# PROBLEM TO SOLVE
Search the listing for "Приснодевы" and copy every line where it appears.

-----

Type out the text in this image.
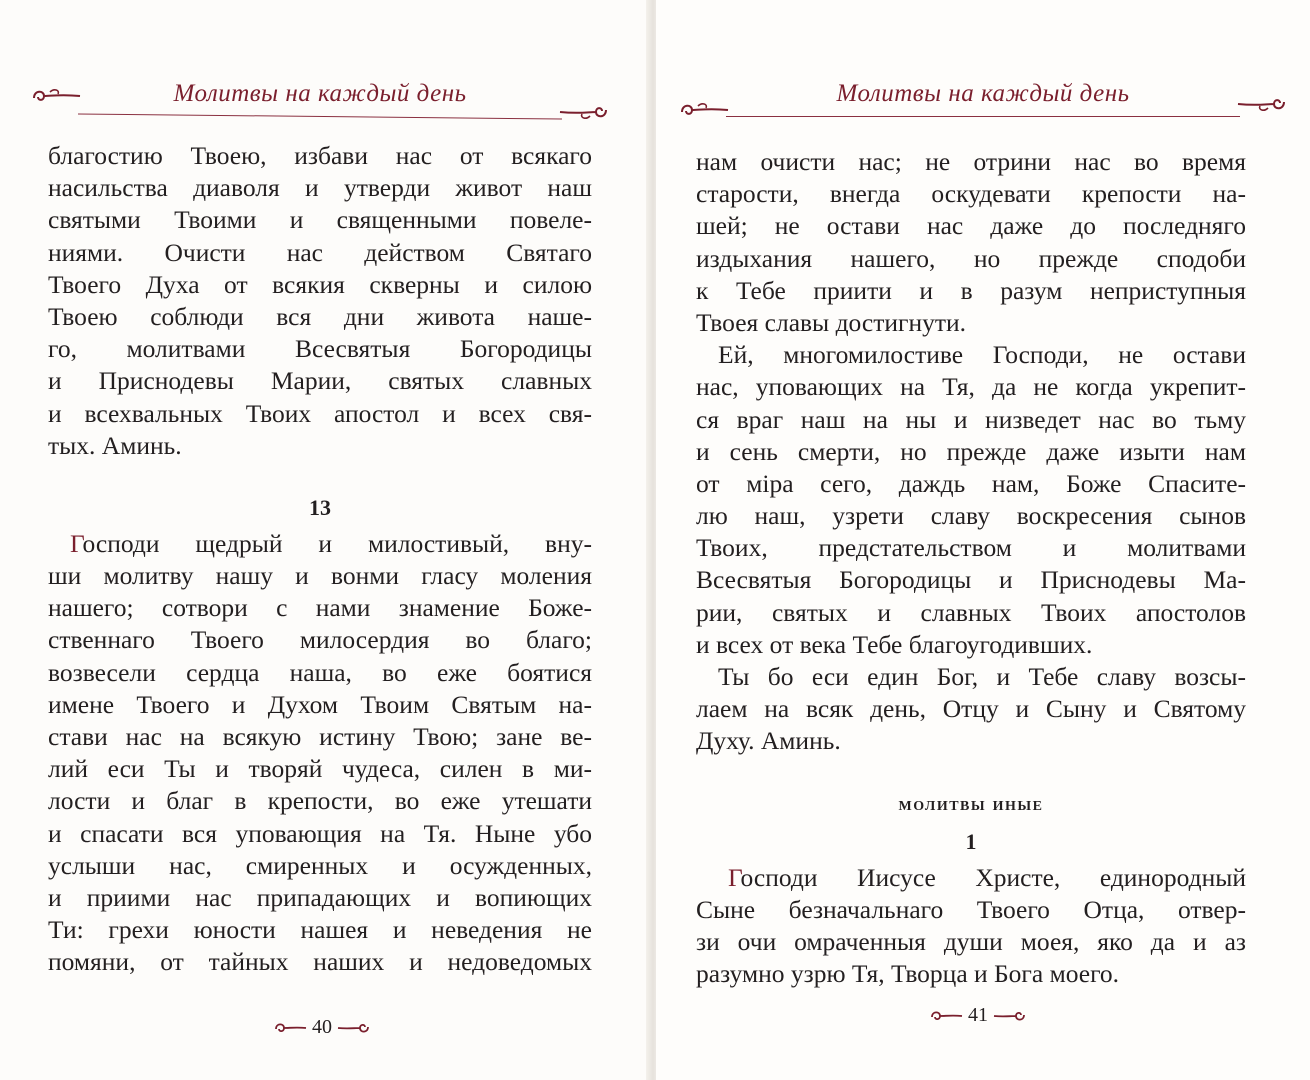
Молитвы на каждый день
благостию Твоею, избави нас от всякаго
насильства диаволя и утверди живот наш
святыми Твоими и священными повеле-
ниями. Очисти нас действом Святаго
Твоего Духа от всякия скверны и силою
Твоею соблюди вся дни живота наше-
го, молитвами Всесвятыя Богородицы
и Приснодевы Марии, святых славных
и всехвальных Твоих апостол и всех свя-
тых. Аминь.
13
Господи щедрый и милостивый, вну-
ши молитву нашу и вонми гласу моления
нашего; сотвори с нами знамение Боже-
ственнаго Твоего милосердия во благо;
возвесели сердца наша, во еже боятися
имене Твоего и Духом Твоим Святым на-
стави нас на всякую истину Твою; зане ве-
лий еси Ты и творяй чудеса, силен в ми-
лости и благ в крепости, во еже утешати
и спасати вся уповающия на Тя. Ныне убо
услыши нас, смиренных и осужденных,
и приими нас припадающих и вопиющих
Ти: грехи юности нашея и неведения не
помяни, от тайных наших и недоведомых
40
Молитвы на каждый день
нам очисти нас; не отрини нас во время
старости, внегда оскудевати крепости на-
шей; не остави нас даже до последняго
издыхания нашего, но прежде сподоби
к Тебе приити и в разум неприступныя
Твоея славы достигнути.
Ей, многомилостиве Господи, не остави
нас, уповающих на Тя, да не когда укрепит-
ся враг наш на ны и низведет нас во тьму
и сень смерти, но прежде даже изыти нам
от міра сего, даждь нам, Боже Спасите-
лю наш, узрети славу воскресения сынов
Твоих, предстательством и молитвами
Всесвятыя Богородицы и Приснодевы Ма-
рии, святых и славных Твоих апостолов
и всех от века Тебе благоугодивших.
Ты бо еси един Бог, и Тебе славу возсы-
лаем на всяк день, Отцу и Сыну и Святому
Духу. Аминь.
молитвы иные
1
Господи Иисусе Христе, единородный
Сыне безначальнаго Твоего Отца, отвер-
зи очи омраченныя души моея, яко да и аз
разумно узрю Тя, Творца и Бога моего.
41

-----

# ANSWER
и Приснодевы Марии, святых славных
Всесвятыя Богородицы и Приснодевы Ма-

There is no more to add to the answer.